> AIM OF THE EXERCISE: Retype the tail of the data exactly, starting at the line containing "Extract all readable text from this page." and stopping at the last line.

> RECORDS SUPPLIED:

——

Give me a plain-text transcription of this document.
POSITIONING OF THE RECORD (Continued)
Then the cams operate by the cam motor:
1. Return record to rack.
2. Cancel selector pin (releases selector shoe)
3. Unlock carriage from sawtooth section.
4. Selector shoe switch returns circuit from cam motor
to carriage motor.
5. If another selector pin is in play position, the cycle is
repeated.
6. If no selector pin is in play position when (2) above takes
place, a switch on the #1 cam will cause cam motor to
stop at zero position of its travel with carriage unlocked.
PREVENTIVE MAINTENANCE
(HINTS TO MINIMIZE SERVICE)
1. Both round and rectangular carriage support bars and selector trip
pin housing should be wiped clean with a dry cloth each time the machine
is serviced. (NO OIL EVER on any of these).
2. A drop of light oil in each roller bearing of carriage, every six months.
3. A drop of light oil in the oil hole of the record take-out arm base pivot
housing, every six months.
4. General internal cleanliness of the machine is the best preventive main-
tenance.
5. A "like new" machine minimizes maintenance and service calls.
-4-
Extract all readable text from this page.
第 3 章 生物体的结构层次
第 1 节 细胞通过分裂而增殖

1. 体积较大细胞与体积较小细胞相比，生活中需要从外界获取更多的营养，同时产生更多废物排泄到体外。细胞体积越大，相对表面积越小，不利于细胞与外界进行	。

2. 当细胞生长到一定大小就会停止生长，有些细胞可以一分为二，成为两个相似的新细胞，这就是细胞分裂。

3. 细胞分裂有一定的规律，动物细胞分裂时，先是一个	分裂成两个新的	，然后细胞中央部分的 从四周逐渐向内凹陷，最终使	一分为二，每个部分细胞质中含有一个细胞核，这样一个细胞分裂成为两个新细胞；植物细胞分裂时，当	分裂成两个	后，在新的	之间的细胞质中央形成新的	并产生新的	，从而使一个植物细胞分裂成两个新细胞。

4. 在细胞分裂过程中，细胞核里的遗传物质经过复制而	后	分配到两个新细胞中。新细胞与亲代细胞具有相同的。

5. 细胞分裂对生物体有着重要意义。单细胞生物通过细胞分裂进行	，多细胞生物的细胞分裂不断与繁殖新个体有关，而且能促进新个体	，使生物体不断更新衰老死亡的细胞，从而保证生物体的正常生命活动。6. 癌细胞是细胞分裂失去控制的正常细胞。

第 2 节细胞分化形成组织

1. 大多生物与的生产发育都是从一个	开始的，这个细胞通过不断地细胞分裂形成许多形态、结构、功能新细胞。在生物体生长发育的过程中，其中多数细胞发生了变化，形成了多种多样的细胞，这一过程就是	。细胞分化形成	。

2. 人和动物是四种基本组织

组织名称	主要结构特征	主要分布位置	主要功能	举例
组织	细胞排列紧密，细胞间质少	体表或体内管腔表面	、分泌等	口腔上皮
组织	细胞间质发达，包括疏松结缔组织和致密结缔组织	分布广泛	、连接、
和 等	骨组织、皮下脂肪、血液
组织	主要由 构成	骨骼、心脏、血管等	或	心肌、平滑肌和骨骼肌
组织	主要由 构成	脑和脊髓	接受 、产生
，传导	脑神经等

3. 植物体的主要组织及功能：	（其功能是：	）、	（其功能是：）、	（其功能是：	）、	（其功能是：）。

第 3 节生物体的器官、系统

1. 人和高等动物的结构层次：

——

> SOLUTION TO THIS EXERCISE:
Extract all readable text from this page.
第 3 章 生物体的结构层次
第 1 节 细胞通过分裂而增殖

1. 体积较大细胞与体积较小细胞相比，生活中需要从外界获取更多的营养，同时产生更多废物排泄到体外。细胞体积越大，相对表面积越小，不利于细胞与外界进行	。

2. 当细胞生长到一定大小就会停止生长，有些细胞可以一分为二，成为两个相似的新细胞，这就是细胞分裂。

3. 细胞分裂有一定的规律，动物细胞分裂时，先是一个	分裂成两个新的	，然后细胞中央部分的 从四周逐渐向内凹陷，最终使	一分为二，每个部分细胞质中含有一个细胞核，这样一个细胞分裂成为两个新细胞；植物细胞分裂时，当	分裂成两个	后，在新的	之间的细胞质中央形成新的	并产生新的	，从而使一个植物细胞分裂成两个新细胞。

4. 在细胞分裂过程中，细胞核里的遗传物质经过复制而	后	分配到两个新细胞中。新细胞与亲代细胞具有相同的。

5. 细胞分裂对生物体有着重要意义。单细胞生物通过细胞分裂进行	，多细胞生物的细胞分裂不断与繁殖新个体有关，而且能促进新个体	，使生物体不断更新衰老死亡的细胞，从而保证生物体的正常生命活动。6. 癌细胞是细胞分裂失去控制的正常细胞。

第 2 节细胞分化形成组织

1. 大多生物与的生产发育都是从一个	开始的，这个细胞通过不断地细胞分裂形成许多形态、结构、功能新细胞。在生物体生长发育的过程中，其中多数细胞发生了变化，形成了多种多样的细胞，这一过程就是	。细胞分化形成	。

2. 人和动物是四种基本组织

组织名称	主要结构特征	主要分布位置	主要功能	举例
组织	细胞排列紧密，细胞间质少	体表或体内管腔表面	、分泌等	口腔上皮
组织	细胞间质发达，包括疏松结缔组织和致密结缔组织	分布广泛	、连接、
和 等	骨组织、皮下脂肪、血液
组织	主要由 构成	骨骼、心脏、血管等	或	心肌、平滑肌和骨骼肌
组织	主要由 构成	脑和脊髓	接受 、产生
，传导	脑神经等

3. 植物体的主要组织及功能：	（其功能是：	）、	（其功能是：）、	（其功能是：	）、	（其功能是：）。

第 3 节生物体的器官、系统

1. 人和高等动物的结构层次：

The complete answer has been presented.